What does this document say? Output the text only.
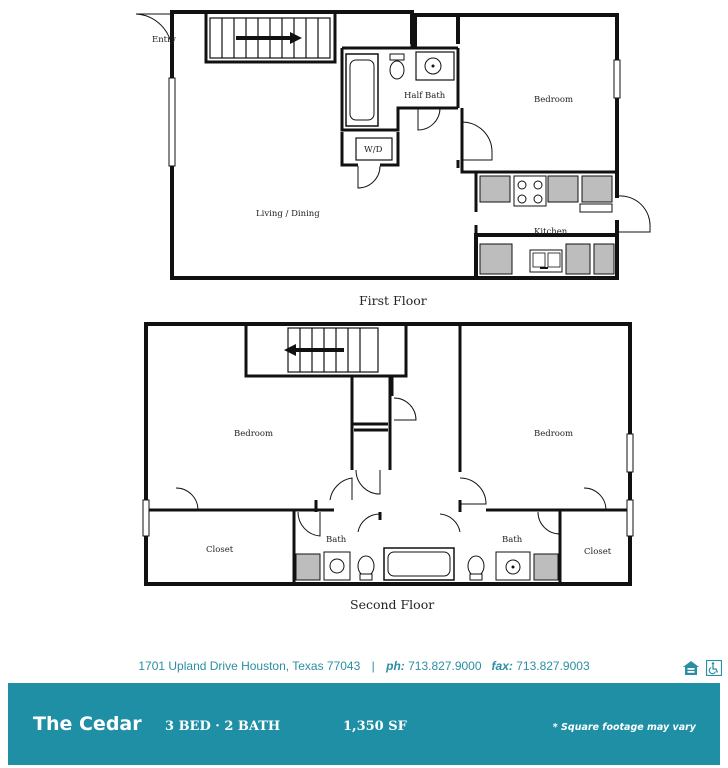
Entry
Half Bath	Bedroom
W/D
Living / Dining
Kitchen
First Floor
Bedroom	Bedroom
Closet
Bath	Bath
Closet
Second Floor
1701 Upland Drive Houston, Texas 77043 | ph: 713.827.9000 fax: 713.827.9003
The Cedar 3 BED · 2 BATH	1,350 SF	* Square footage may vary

○ ○ ○ ○ ○ ○ ○

## Your instructions
Quote the preceding listing precisely and completely, omitting its images.

## Finished exercise
What does this document say? Output the text only.
Entry
Half Bath	Bedroom
W/D
Living / Dining
Kitchen
First Floor
Bedroom	Bedroom
Closet
Bath	Bath
Closet
Second Floor
1701 Upland Drive Houston, Texas 77043 | ph: 713.827.9000 fax: 713.827.9003
The Cedar 3 BED · 2 BATH	1,350 SF	* Square footage may vary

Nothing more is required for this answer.